▶ _TASK REQUIREMENTS_:
Give only the number of lines in the listing below where the string "V¹ᐟ²" occurs.

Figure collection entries
:::::

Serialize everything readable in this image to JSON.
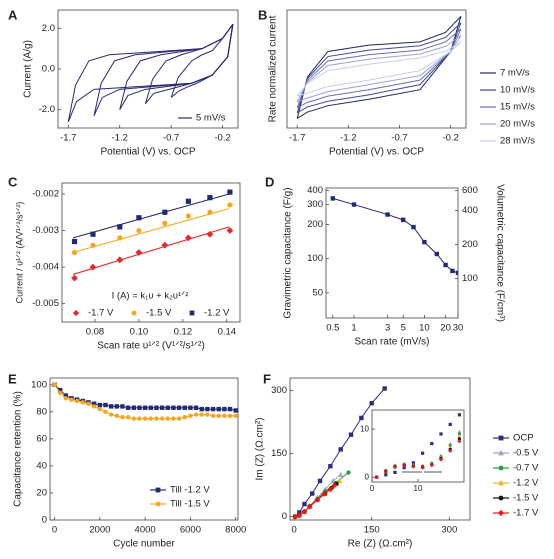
{
  "chart_data": [
    {
      "type": "line",
      "label": "A",
      "xlabel": "Potential (V) vs. OCP",
      "ylabel": "Current (A/g)",
      "xlim": [
        -1.8,
        -0.05
      ],
      "ylim": [
        -2.9,
        2.9
      ],
      "xticks": [
        -1.7,
        -1.2,
        -0.7,
        -0.2
      ],
      "yticks": [
        {
          "value": -2,
          "label": "-2.0"
        },
        {
          "value": 0,
          "label": "0.0"
        },
        {
          "value": 2,
          "label": "2.0"
        }
      ],
      "legend_label": "5 mV/s",
      "color": "#262a6e",
      "series": [
        {
          "x": [
            -1.7,
            -1.63,
            -1.5,
            -1.3,
            -0.4,
            -0.2,
            -0.1,
            -0.15,
            -0.3,
            -0.5,
            -1.45,
            -1.62,
            -1.7
          ],
          "values": [
            -2.6,
            -0.8,
            0.4,
            0.7,
            1.0,
            1.5,
            2.2,
            0.6,
            -0.3,
            -0.7,
            -1.0,
            -1.6,
            -2.6
          ]
        },
        {
          "x": [
            -1.45,
            -1.38,
            -1.25,
            -1.05,
            -0.4,
            -0.2,
            -0.1,
            -0.15,
            -0.3,
            -0.5,
            -1.2,
            -1.37,
            -1.45
          ],
          "values": [
            -2.3,
            -0.7,
            0.4,
            0.7,
            1.0,
            1.5,
            2.2,
            0.6,
            -0.3,
            -0.7,
            -1.0,
            -1.4,
            -2.3
          ]
        },
        {
          "x": [
            -1.2,
            -1.13,
            -1.0,
            -0.8,
            -0.4,
            -0.2,
            -0.1,
            -0.15,
            -0.3,
            -0.5,
            -0.95,
            -1.12,
            -1.2
          ],
          "values": [
            -2.0,
            -0.6,
            0.4,
            0.7,
            1.0,
            1.5,
            2.2,
            0.6,
            -0.3,
            -0.7,
            -1.0,
            -1.3,
            -2.0
          ]
        },
        {
          "x": [
            -0.95,
            -0.88,
            -0.75,
            -0.6,
            -0.4,
            -0.2,
            -0.1,
            -0.15,
            -0.3,
            -0.5,
            -0.72,
            -0.87,
            -0.95
          ],
          "values": [
            -1.7,
            -0.5,
            0.4,
            0.7,
            1.0,
            1.5,
            2.2,
            0.6,
            -0.3,
            -0.7,
            -1.0,
            -1.2,
            -1.7
          ]
        },
        {
          "x": [
            -0.7,
            -0.63,
            -0.5,
            -0.4,
            -0.3,
            -0.2,
            -0.1,
            -0.15,
            -0.3,
            -0.45,
            -0.55,
            -0.63,
            -0.7
          ],
          "values": [
            -1.4,
            -0.4,
            0.4,
            0.7,
            0.9,
            1.5,
            2.2,
            0.6,
            -0.3,
            -0.7,
            -0.9,
            -1.1,
            -1.4
          ]
        }
      ]
    },
    {
      "type": "line",
      "label": "B",
      "xlabel": "Potential (V) vs. OCP",
      "ylabel": "Rate normalized current",
      "xlim": [
        -1.8,
        -0.05
      ],
      "ylim": [
        -0.9,
        0.95
      ],
      "xticks": [
        -1.7,
        -1.2,
        -0.7,
        -0.2
      ],
      "yticks": [],
      "series": [
        {
          "name": "7 mV/s",
          "color": "#1f2360",
          "x": [
            -1.7,
            -1.6,
            -1.4,
            -1.0,
            -0.5,
            -0.25,
            -0.1,
            -0.2,
            -0.5,
            -1.0,
            -1.4,
            -1.6,
            -1.7
          ],
          "values": [
            -0.75,
            -0.1,
            0.3,
            0.4,
            0.45,
            0.6,
            0.85,
            0.3,
            -0.3,
            -0.45,
            -0.55,
            -0.65,
            -0.75
          ]
        },
        {
          "name": "10 mV/s",
          "color": "#3d4a96",
          "x": [
            -1.7,
            -1.6,
            -1.4,
            -1.0,
            -0.5,
            -0.25,
            -0.1,
            -0.2,
            -0.5,
            -1.0,
            -1.4,
            -1.6,
            -1.7
          ],
          "values": [
            -0.66,
            -0.12,
            0.22,
            0.32,
            0.39,
            0.52,
            0.75,
            0.3,
            -0.22,
            -0.38,
            -0.48,
            -0.57,
            -0.66
          ]
        },
        {
          "name": "15 mV/s",
          "color": "#6470b8",
          "x": [
            -1.7,
            -1.6,
            -1.4,
            -1.0,
            -0.5,
            -0.25,
            -0.1,
            -0.2,
            -0.5,
            -1.0,
            -1.4,
            -1.6,
            -1.7
          ],
          "values": [
            -0.58,
            -0.15,
            0.15,
            0.25,
            0.32,
            0.45,
            0.65,
            0.3,
            -0.15,
            -0.3,
            -0.4,
            -0.5,
            -0.58
          ]
        },
        {
          "name": "20 mV/s",
          "color": "#98a2d6",
          "x": [
            -1.7,
            -1.6,
            -1.4,
            -1.0,
            -0.5,
            -0.25,
            -0.1,
            -0.2,
            -0.5,
            -1.0,
            -1.4,
            -1.6,
            -1.7
          ],
          "values": [
            -0.49,
            -0.18,
            0.08,
            0.18,
            0.26,
            0.38,
            0.55,
            0.3,
            -0.08,
            -0.22,
            -0.33,
            -0.43,
            -0.49
          ]
        },
        {
          "name": "28 mV/s",
          "color": "#c9cde8",
          "x": [
            -1.7,
            -1.6,
            -1.4,
            -1.0,
            -0.5,
            -0.25,
            -0.1,
            -0.2,
            -0.5,
            -1.0,
            -1.4,
            -1.6,
            -1.7
          ],
          "values": [
            -0.4,
            -0.2,
            0.0,
            0.1,
            0.2,
            0.3,
            0.45,
            0.3,
            0.0,
            -0.15,
            -0.25,
            -0.35,
            -0.4
          ]
        }
      ]
    },
    {
      "type": "scatter",
      "label": "C",
      "xlabel": "Scan rate υ¹ᐟ² (V¹ᐟ²/s¹ᐟ²)",
      "ylabel": "Current / υ¹ᐟ² (A/V¹ᐟ²/s¹ᐟ²)",
      "annotation": "I (A) = k₁υ + k₂υ¹ᐟ²",
      "xlim": [
        0.065,
        0.146
      ],
      "ylim": [
        -0.0055,
        -0.0017
      ],
      "xticks": [
        0.08,
        {
          "value": 0.1,
          "label": "0.10"
        },
        0.12,
        0.14
      ],
      "yticks": [
        -0.005,
        -0.004,
        -0.003,
        -0.002
      ],
      "x": [
        0.0707,
        0.0791,
        0.0913,
        0.1,
        0.1118,
        0.1225,
        0.1323,
        0.1414
      ],
      "fit_x": [
        0.07,
        0.141
      ],
      "series": [
        {
          "name": "-1.7 V",
          "color": "#e8262b",
          "marker": "diamond",
          "values": [
            -0.0043,
            -0.004,
            -0.0038,
            -0.0036,
            -0.0034,
            -0.0032,
            -0.0031,
            -0.003
          ],
          "fit": [
            -0.0042,
            -0.0029
          ]
        },
        {
          "name": "-1.5 V",
          "color": "#f7a51c",
          "marker": "circle",
          "values": [
            -0.0036,
            -0.0034,
            -0.0032,
            -0.003,
            -0.0028,
            -0.0026,
            -0.0025,
            -0.0023
          ],
          "fit": [
            -0.0036,
            -0.0024
          ]
        },
        {
          "name": "-1.2 V",
          "color": "#232a73",
          "marker": "square",
          "values": [
            -0.0033,
            -0.0031,
            -0.0029,
            -0.00265,
            -0.0025,
            -0.0022,
            -0.0021,
            -0.00195
          ],
          "fit": [
            -0.0032,
            -0.002
          ]
        }
      ]
    },
    {
      "type": "line",
      "label": "D",
      "xlabel": "Scan rate (mV/s)",
      "ylabel": "Gravimetric capacitance (F/g)",
      "y2label": "Volumetric capacitance (F/cm³)",
      "xlog": true,
      "ylog": true,
      "xlim": [
        0.4,
        30
      ],
      "ylim": [
        30,
        420
      ],
      "y2lim": [
        45,
        630
      ],
      "xticks": [
        0.5,
        1,
        3,
        5,
        10,
        20,
        30
      ],
      "yticks": [
        50,
        100,
        200,
        300,
        400
      ],
      "y2ticks": [
        100,
        200,
        400,
        600
      ],
      "series": [
        {
          "color": "#232a73",
          "marker": "square",
          "x": [
            0.5,
            1,
            3,
            5,
            7,
            10,
            15,
            20,
            25,
            30
          ],
          "values": [
            340,
            300,
            245,
            220,
            190,
            140,
            110,
            88,
            78,
            75
          ]
        }
      ]
    },
    {
      "type": "line",
      "label": "E",
      "xlabel": "Cycle number",
      "ylabel": "Capacitance retention (%)",
      "xlim": [
        -200,
        8100
      ],
      "ylim": [
        0,
        105
      ],
      "xticks": [
        0,
        2000,
        4000,
        6000,
        8000
      ],
      "yticks": [
        0,
        20,
        40,
        60,
        80,
        100
      ],
      "x": [
        0,
        250,
        500,
        750,
        1000,
        1250,
        1500,
        1750,
        2000,
        2250,
        2500,
        2750,
        3000,
        3250,
        3500,
        3750,
        4000,
        4250,
        4500,
        4750,
        5000,
        5250,
        5500,
        5750,
        6000,
        6250,
        6500,
        6750,
        7000,
        7250,
        7500,
        7750,
        8000
      ],
      "series": [
        {
          "name": "Till -1.2 V",
          "color": "#232a73",
          "marker": "square",
          "values": [
            100,
            96,
            92,
            90,
            89,
            88,
            87,
            86,
            85,
            85,
            84,
            84,
            84,
            83,
            83,
            83,
            83,
            83,
            83,
            83,
            83,
            83,
            83,
            83,
            83,
            83,
            82,
            82,
            82,
            82,
            82,
            82,
            81
          ]
        },
        {
          "name": "Till -1.5 V",
          "color": "#f7a51c",
          "marker": "circle",
          "values": [
            100,
            94,
            90,
            89,
            88,
            87,
            86,
            84,
            82,
            80,
            78,
            77,
            76,
            76,
            75,
            75,
            75,
            75,
            75,
            75,
            75,
            75,
            75,
            76,
            77,
            78,
            78,
            78,
            77,
            77,
            77,
            77,
            77
          ]
        }
      ]
    },
    {
      "type": "line",
      "label": "F",
      "xlabel": "Re (Z) (Ω.cm²)",
      "ylabel": "Im (Z) (Ω.cm²)",
      "xlim": [
        -8,
        340
      ],
      "ylim": [
        -8,
        330
      ],
      "xticks": [
        0,
        150,
        300
      ],
      "yticks": [
        0,
        150,
        300
      ],
      "series": [
        {
          "name": "OCP",
          "color": "#2b2f7e",
          "marker": "square",
          "x": [
            2,
            10,
            20,
            35,
            50,
            70,
            90,
            110,
            130,
            150,
            175
          ],
          "values": [
            0,
            10,
            30,
            55,
            85,
            120,
            160,
            195,
            235,
            270,
            305
          ]
        },
        {
          "name": "-0.5 V",
          "color": "#9aa3c8",
          "marker": "triangle",
          "x": [
            2,
            10,
            20,
            30,
            45,
            60,
            75,
            90
          ],
          "values": [
            0,
            3,
            12,
            25,
            45,
            65,
            85,
            100
          ]
        },
        {
          "name": "-0.7 V",
          "color": "#2f9e44",
          "marker": "circle",
          "x": [
            2,
            10,
            20,
            30,
            45,
            60,
            80,
            105
          ],
          "values": [
            0,
            3,
            12,
            25,
            42,
            60,
            80,
            105
          ]
        },
        {
          "name": "-1.2 V",
          "color": "#f0b323",
          "marker": "triangle",
          "x": [
            2,
            10,
            20,
            30,
            45,
            60,
            75,
            88
          ],
          "values": [
            0,
            3,
            12,
            24,
            40,
            55,
            72,
            85
          ]
        },
        {
          "name": "-1.5 V",
          "color": "#111111",
          "marker": "circle",
          "x": [
            2,
            10,
            20,
            30,
            45,
            60,
            72,
            82
          ],
          "values": [
            0,
            3,
            12,
            24,
            40,
            55,
            68,
            78
          ]
        },
        {
          "name": "-1.7 V",
          "color": "#e41a1c",
          "marker": "diamond",
          "x": [
            2,
            10,
            20,
            30,
            45,
            58,
            70,
            78
          ],
          "values": [
            0,
            3,
            12,
            24,
            40,
            54,
            65,
            75
          ]
        }
      ],
      "inset": {
        "xlim": [
          0,
          20
        ],
        "ylim": [
          -1,
          14
        ],
        "xticks": [
          0,
          10
        ],
        "yticks": [
          0,
          10
        ],
        "x": [
          1,
          3,
          5,
          7,
          9,
          11,
          13,
          15,
          17,
          19
        ],
        "series": [
          {
            "values": [
              0,
              0.5,
              1,
              2,
              3,
              5,
              7,
              9,
              11,
              13
            ]
          },
          {
            "values": [
              0,
              1.5,
              2.5,
              2.8,
              2.6,
              2.4,
              3,
              4.5,
              7,
              9.5
            ]
          },
          {
            "values": [
              0,
              1.4,
              2.4,
              2.7,
              2.5,
              2.3,
              2.9,
              4.3,
              6.6,
              9
            ]
          },
          {
            "values": [
              0,
              1.3,
              2.3,
              2.6,
              2.4,
              2.2,
              2.8,
              4.1,
              6.2,
              8.5
            ]
          },
          {
            "values": [
              0,
              1.2,
              2.2,
              2.5,
              2.3,
              2.1,
              2.6,
              3.9,
              5.8,
              8
            ]
          },
          {
            "values": [
              0,
              1.1,
              2.1,
              2.4,
              2.2,
              2,
              2.5,
              3.7,
              5.5,
              7.5
            ]
          }
        ]
      }
    }
  ]
}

:::::

▶ _TASK SOLUTION_:
2